> [DOCUMENT SEGMENT]
+ + +

Gollum and the One ring melting in the flames of Mount Doom is by no means the end of this game. The war of the ring and the linear campaign maybe over but my time in Middle-earth has just started as the post campaign content is awesome and includes some of the best puzzles and coolest characters. While I ploughed through the campaign in around 9 hours I think Lego LOTR’s open world could easily eat at least 40-plus hours of my time.
Elf dating site is work in progress
Playing Lego LOTR on my PC – thanks Steelseries for the wireless controller  and saving me from imminent carpal tunnel agony – I came across bugs galore in my review copy. For instance, there are sketchy sound levels, whacked camera angles and various character selection issues being just a few of the criticisms. I couldn’t even get the game to play full screen even after endless fiddling. Boo for console ports!

+ + +

> [ENTRIES PROVIDED]
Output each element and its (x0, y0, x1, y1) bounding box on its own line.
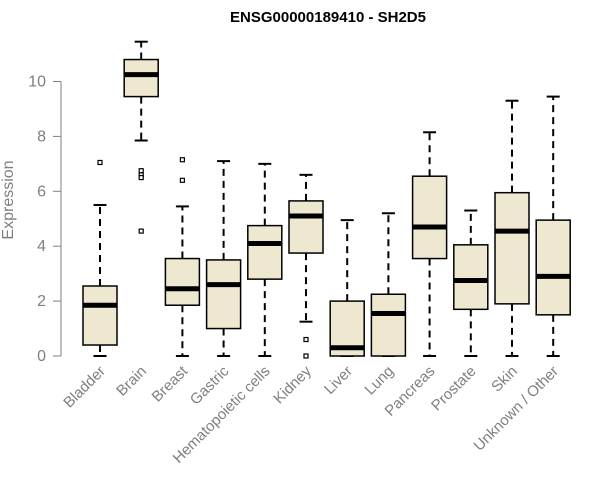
iqr-box (82, 285, 118, 346)
iqr-box (288, 200, 324, 254)
box-4 (247, 162, 283, 357)
chart-title: ENSG00000189410 - SH2D5 (230, 9, 426, 26)
outlier-point (138, 228, 144, 234)
outlier-point (97, 159, 103, 166)
outlier-point (179, 157, 185, 163)
category-label-10: Skin (488, 363, 521, 396)
iqr-box (535, 219, 571, 316)
outlier-point (138, 174, 144, 181)
category-label-7: Lung (362, 363, 398, 399)
category-label-0: Bladder (60, 363, 109, 412)
y-tick-label-2: 2 (37, 293, 46, 310)
category-label-9: Prostate (428, 363, 480, 415)
box-7 (370, 212, 407, 357)
iqr-box (123, 58, 159, 98)
category-label-6: Liver (321, 363, 356, 398)
box-3 (205, 160, 242, 357)
iqr-box (370, 293, 407, 357)
iqr-box (247, 224, 283, 280)
box-8 (411, 131, 448, 357)
y-tick-label-8: 8 (37, 128, 46, 145)
y-axis-title: Expression (0, 160, 17, 239)
box-6 (329, 219, 365, 357)
y-tick-label-6: 6 (37, 183, 46, 200)
boxes-group (82, 40, 571, 359)
y-tick-label-10: 10 (28, 74, 46, 91)
y-tick-label-0: 0 (37, 348, 46, 365)
iqr-box (494, 191, 530, 305)
y-tick-label-4: 4 (37, 238, 46, 255)
outlier-point (179, 177, 185, 183)
category-label-1: Brain (113, 363, 150, 400)
box-5 (288, 173, 324, 359)
box-1 (123, 40, 159, 234)
box-10 (494, 99, 530, 357)
box-2 (164, 157, 201, 357)
outlier-point (138, 168, 144, 174)
box-11 (535, 95, 571, 357)
category-label-2: Breast (149, 362, 192, 405)
box-0 (82, 159, 118, 357)
iqr-box (205, 259, 242, 330)
iqr-box (164, 257, 201, 306)
box-9 (453, 209, 489, 357)
iqr-box (411, 175, 448, 260)
outlier-point (303, 336, 309, 343)
iqr-box (453, 244, 489, 311)
category-label-5: Kidney (270, 362, 315, 407)
y-axis: 0 2 4 6 8 10 (28, 74, 62, 365)
outlier-point (303, 353, 309, 359)
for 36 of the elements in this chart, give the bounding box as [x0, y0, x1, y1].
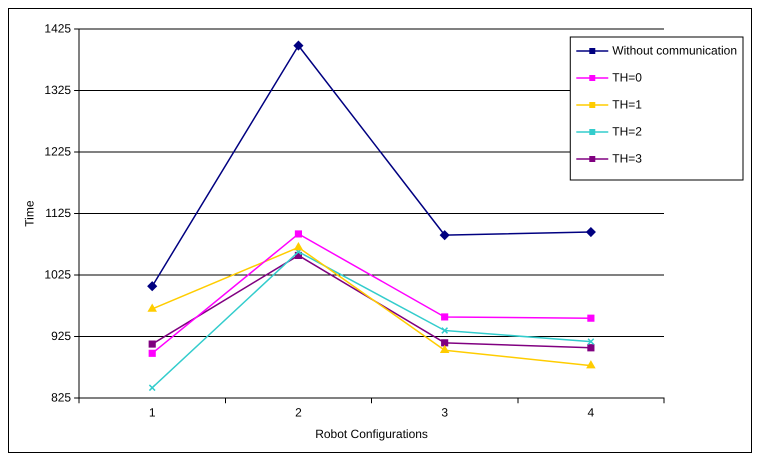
x-tick-label: 3	[441, 406, 448, 420]
point	[441, 326, 448, 334]
x-tick-label: 4	[588, 406, 595, 420]
y-tick-label: 925	[51, 328, 72, 343]
point	[586, 360, 596, 368]
point	[148, 384, 156, 392]
legend-label: TH=1	[612, 97, 642, 112]
point	[294, 242, 303, 250]
legend-label: TH=0	[612, 70, 642, 84]
point	[148, 350, 156, 357]
point	[440, 230, 450, 240]
legend-label: TH=3	[612, 151, 642, 166]
point	[586, 227, 596, 237]
x-axis-title: Robot Configurations	[315, 427, 428, 442]
point	[587, 314, 594, 322]
point	[587, 338, 594, 346]
x-tick-label: 2	[295, 406, 302, 420]
point	[148, 304, 156, 312]
y-axis-title: Time	[22, 200, 37, 227]
y-tick-label: 1125	[45, 206, 72, 220]
y-tick-label: 825	[51, 390, 72, 405]
point	[148, 340, 156, 348]
y-tick-label: 1225	[44, 144, 72, 158]
legend-label: Without communication	[612, 43, 737, 58]
y-tick-label: 1025	[44, 267, 72, 282]
point	[294, 40, 304, 50]
point	[440, 345, 449, 353]
point	[294, 230, 302, 238]
y-tick-label: 1425	[44, 21, 72, 36]
legend-label: TH=2	[612, 124, 642, 138]
y-tick-label: 1325	[44, 82, 72, 97]
point	[441, 339, 448, 346]
point	[441, 313, 448, 321]
x-tick-label: 1	[148, 406, 156, 420]
point	[587, 344, 594, 352]
point	[147, 281, 157, 291]
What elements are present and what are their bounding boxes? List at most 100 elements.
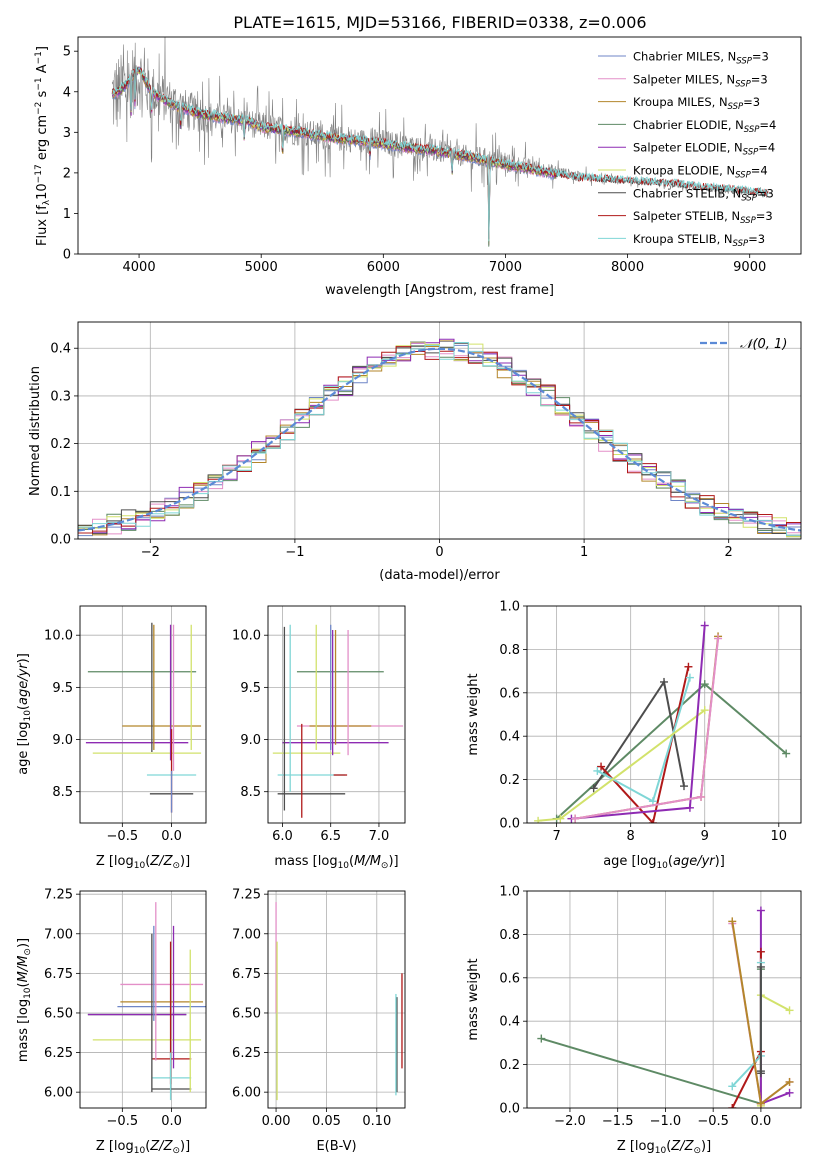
legend-label: Kroupa ELODIE, N: [633, 164, 735, 178]
x-axis-label: age [log10(age/yr)]: [603, 854, 725, 871]
x-tick-label: 9: [701, 829, 709, 844]
y-tick-label: 9.5: [52, 681, 73, 696]
label-part: ⊙: [172, 1146, 180, 1156]
label-part: ⊙: [172, 861, 180, 871]
plot-area-residual-histogram: [78, 338, 801, 538]
axes-weight-vs-age: [527, 605, 801, 824]
y-tick-label: 0.4: [50, 342, 71, 357]
label-part: Flux [f: [35, 205, 50, 246]
y-tick-label: 0.4: [499, 1015, 520, 1030]
axes-spectrum: [111, 37, 769, 247]
legend-label: Salpeter ELODIE, N: [633, 141, 743, 155]
x-tick-label: −0.5: [107, 829, 139, 844]
x-tick-label: 8: [627, 829, 635, 844]
ticks-weight-vs-Z: −2.0 −1.5 −1.0 −0.5 0.0 0.0 0.2 0.4 0.6 0.8 1.0: [499, 885, 771, 1130]
legend-entry: Chabrier MILES, NSSP=3: [633, 50, 769, 67]
y-tick-label: 1.0: [499, 885, 520, 900]
x-tick-label: 4000: [123, 260, 156, 275]
y-tick-label: 0.8: [499, 928, 520, 943]
legend-label: Salpeter MILES, N: [633, 72, 735, 86]
label-part: Z/Z: [149, 1139, 173, 1154]
label-part: Z/Z: [670, 1139, 694, 1154]
y-tick-label: 0.3: [50, 389, 71, 404]
label-part: (: [16, 705, 31, 710]
label-part: )]: [180, 1139, 190, 1154]
legend-label: Kroupa MILES, N: [633, 95, 728, 109]
y-tick-label: 7.25: [44, 888, 73, 903]
y-axis-label: Normed distribution: [28, 366, 43, 496]
legend-subscript: SSP: [741, 193, 757, 203]
y-axis-label: mass weight: [466, 673, 481, 755]
x-tick-label: 9000: [733, 260, 766, 275]
legend-tail: =3: [757, 186, 774, 200]
axes-frame: [79, 605, 207, 824]
legend-subscript: SSP: [733, 239, 749, 249]
observed-spectrum-line: [111, 37, 769, 200]
y-tick-label: 0.1: [50, 485, 71, 500]
axes-frame: [79, 890, 207, 1109]
x-tick-label: 0.10: [362, 1114, 391, 1129]
y-tick-label: 6.00: [44, 1086, 73, 1101]
histogram-step-kroupa-stelib: [78, 342, 801, 536]
plot-area-age-vs-mass: [272, 624, 404, 818]
x-axis-label: (data-model)/error: [379, 568, 500, 583]
y-tick-label: 0.2: [499, 1058, 520, 1073]
x-tick-label: 0.05: [312, 1114, 341, 1129]
y-tick-label: 7.00: [232, 927, 261, 942]
x-axis-label: Z [log10(Z/Z⊙)]: [96, 854, 190, 871]
x-axis-label: Z [log10(Z/Z⊙)]: [617, 1139, 711, 1156]
y-tick-label: 7.00: [44, 927, 73, 942]
axes-frame: [267, 605, 406, 824]
legend-entry: Chabrier ELODIE, NSSP=4: [633, 118, 776, 135]
x-axis-label: Z [log10(Z/Z⊙)]: [96, 1139, 190, 1156]
legend-label: Chabrier ELODIE, N: [633, 118, 744, 132]
ticks-age-vs-Z: −0.5 0.0 8.5 9.0 9.5 10.0: [44, 629, 182, 844]
axes-age-vs-mass: [268, 606, 405, 823]
label-part: age/yr: [16, 662, 31, 705]
legend-tail: =3: [756, 209, 773, 223]
legend-entry: Kroupa MILES, NSSP=3: [633, 95, 760, 112]
legend-subscript: SSP: [735, 171, 751, 181]
legend-tail: =3: [752, 50, 769, 64]
label-part: )]: [701, 1139, 711, 1154]
model-spectrum-salpeter-stelib: [111, 66, 769, 239]
legend-tail: =4: [751, 164, 768, 178]
label-part: 10: [134, 1146, 146, 1156]
label-part: λ: [42, 199, 52, 205]
normal-distribution-curve: [78, 347, 801, 532]
axes-frame: [77, 321, 802, 540]
label-part: (: [349, 854, 354, 869]
label-part: M/M: [16, 956, 31, 983]
y-tick-label: 8.5: [240, 785, 261, 800]
y-tick-label: 10.0: [44, 629, 73, 644]
legend-label: Chabrier MILES, N: [633, 50, 736, 64]
y-tick-label: 0.0: [50, 533, 71, 548]
ticks-mass-vs-ebv: 0.00 0.05 0.10 6.00 6.25 6.50 6.75 7.00 7.25: [232, 888, 391, 1129]
axes-frame: [526, 605, 802, 824]
x-tick-label: −1.5: [602, 1114, 634, 1129]
axes-frame: [267, 890, 406, 1109]
y-tick-label: 6.75: [44, 967, 73, 982]
y-tick-label: 6.50: [232, 1006, 261, 1021]
x-tick-label: 6.0: [272, 829, 293, 844]
y-tick-label: 0.6: [499, 686, 520, 701]
legend-tail: =4: [759, 118, 776, 132]
legend-subscript: SSP: [728, 102, 744, 112]
x-tick-label: 0.0: [751, 1114, 772, 1129]
label-part: −17: [34, 164, 44, 183]
ticks-spectrum: 4000 5000 6000 7000 8000 9000 0 1 2 3 4 5: [63, 45, 767, 275]
weight-line-chabrier-elodie: [541, 969, 762, 1106]
legend-label: Chabrier STELIB, N: [633, 186, 741, 200]
legend-label: Kroupa STELIB, N: [633, 232, 733, 246]
x-tick-label: −0.5: [697, 1114, 729, 1129]
legend-entry: 𝒩(0, 1): [740, 337, 787, 352]
label-part: −1: [34, 77, 44, 90]
legend-tail: =3: [748, 232, 765, 246]
ticks-age-vs-mass: 6.0 6.5 7.0 8.5 9.0 9.5 10.0: [232, 629, 389, 844]
legend-entry: Kroupa STELIB, NSSP=3: [633, 232, 765, 249]
ticks-residual-histogram: −2 −1 0 1 2 0.0 0.1 0.2 0.3 0.4: [50, 342, 733, 560]
y-tick-label: 0.8: [499, 643, 520, 658]
legend-subscript: SSP: [744, 125, 760, 135]
label-part: 10: [338, 861, 350, 871]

+ + +

> [TASKS FOR THIS EXERCISE]
a) Translate this sentence from the Lego LOTR review into Spanish: "I couldn’t even get the game to play full screen even after endless fiddling."
b) Reproduce the part of the Lego LOTR review that starts at the words "Elf dating site" and stops after "for console ports!".

> [ANSWERS FOR THIS EXERCISE]
a) Ni siquiera conseguí que el juego se ejecutara en pantalla completa, incluso después de trastear con él sin parar.

b)
Elf dating site is work in progress
Playing Lego LOTR on my PC – thanks Steelseries for the wireless controller  and saving me from imminent carpal tunnel agony – I came across bugs galore in my review copy. For instance, there are sketchy sound levels, whacked camera angles and various character selection issues being just a few of the criticisms. I couldn’t even get the game to play full screen even after endless fiddling. Boo for console ports!